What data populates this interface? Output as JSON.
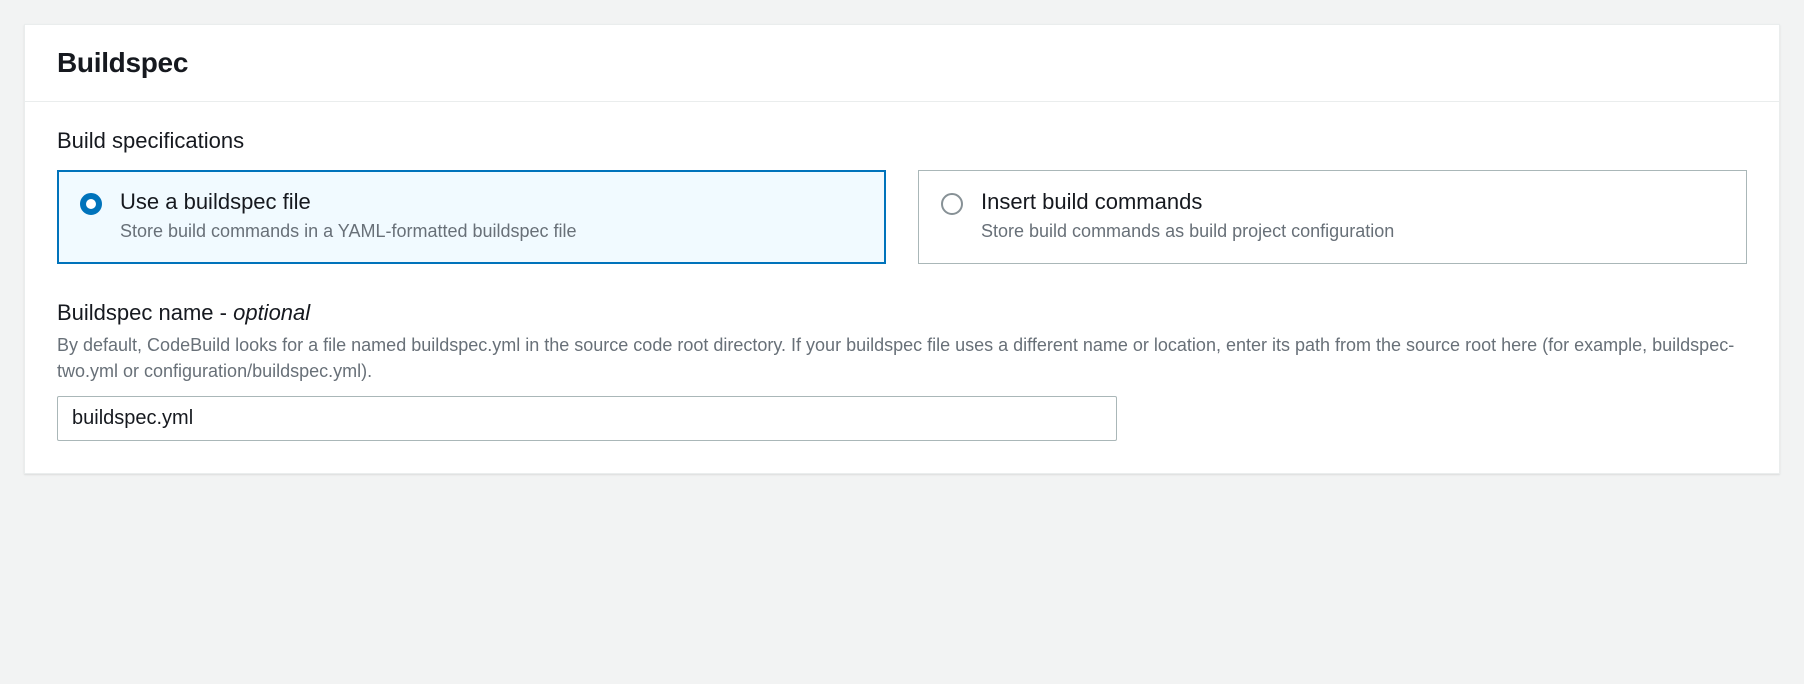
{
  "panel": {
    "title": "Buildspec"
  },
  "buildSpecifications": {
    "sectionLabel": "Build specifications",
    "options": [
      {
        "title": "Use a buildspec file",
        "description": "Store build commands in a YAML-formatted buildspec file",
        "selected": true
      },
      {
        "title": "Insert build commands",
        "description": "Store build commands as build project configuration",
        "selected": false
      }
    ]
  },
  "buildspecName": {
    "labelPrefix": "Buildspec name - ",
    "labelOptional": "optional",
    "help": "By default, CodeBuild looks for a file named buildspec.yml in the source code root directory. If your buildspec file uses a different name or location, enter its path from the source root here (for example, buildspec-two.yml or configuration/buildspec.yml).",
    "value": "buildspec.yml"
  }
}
▬▬▬▬▬▬▬▬▬▬
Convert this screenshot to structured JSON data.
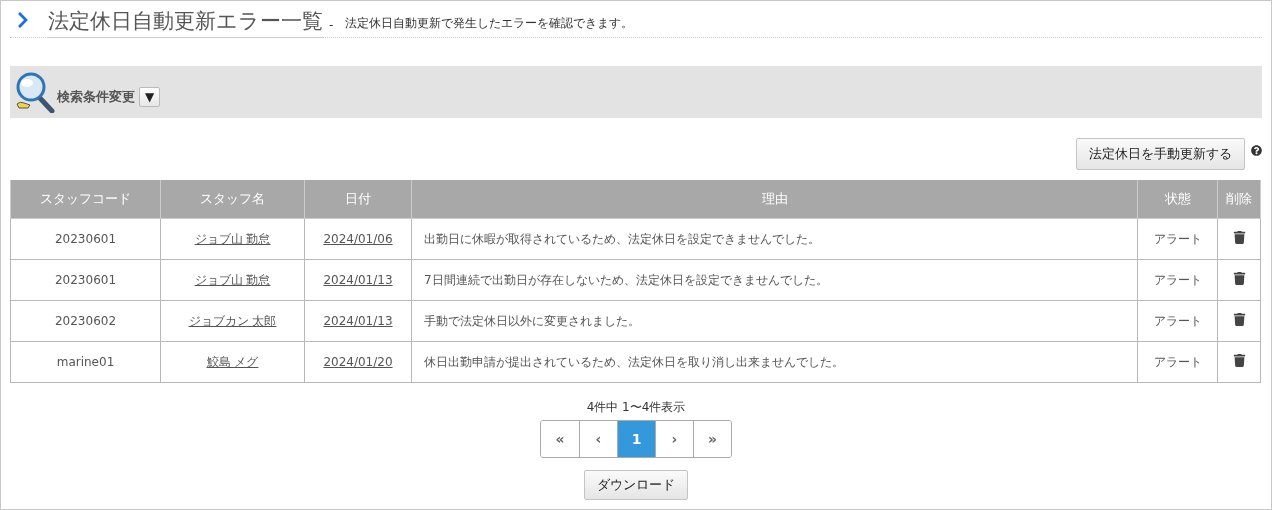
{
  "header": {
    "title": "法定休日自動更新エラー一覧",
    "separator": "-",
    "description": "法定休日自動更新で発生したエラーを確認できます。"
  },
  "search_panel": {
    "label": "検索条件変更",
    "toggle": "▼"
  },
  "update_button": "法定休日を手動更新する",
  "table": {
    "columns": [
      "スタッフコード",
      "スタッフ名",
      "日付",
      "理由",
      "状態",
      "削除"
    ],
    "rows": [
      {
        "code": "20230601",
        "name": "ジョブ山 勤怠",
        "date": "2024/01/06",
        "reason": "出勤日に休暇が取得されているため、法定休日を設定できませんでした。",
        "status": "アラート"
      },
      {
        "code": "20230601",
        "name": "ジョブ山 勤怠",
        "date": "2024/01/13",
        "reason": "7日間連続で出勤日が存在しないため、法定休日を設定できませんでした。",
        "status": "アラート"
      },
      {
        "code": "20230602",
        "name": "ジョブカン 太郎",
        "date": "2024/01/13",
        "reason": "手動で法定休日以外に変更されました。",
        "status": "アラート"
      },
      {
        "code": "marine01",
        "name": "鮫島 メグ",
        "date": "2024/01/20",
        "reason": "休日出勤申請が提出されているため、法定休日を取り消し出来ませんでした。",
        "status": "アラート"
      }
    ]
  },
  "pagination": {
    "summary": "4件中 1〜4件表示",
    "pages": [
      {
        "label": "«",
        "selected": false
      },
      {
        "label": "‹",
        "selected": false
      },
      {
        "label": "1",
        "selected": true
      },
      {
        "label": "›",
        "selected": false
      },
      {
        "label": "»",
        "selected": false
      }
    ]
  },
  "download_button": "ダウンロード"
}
▬▬▬▬▬▬▬▬▬▬
For this exercise, gather every line of the data that contains the word "title".

■ Answer in full
    "title": "Buildspec"
        "title": "Use a buildspec file",
        "title": "Insert build commands",
    "title": "法定休日自動更新エラー一覧",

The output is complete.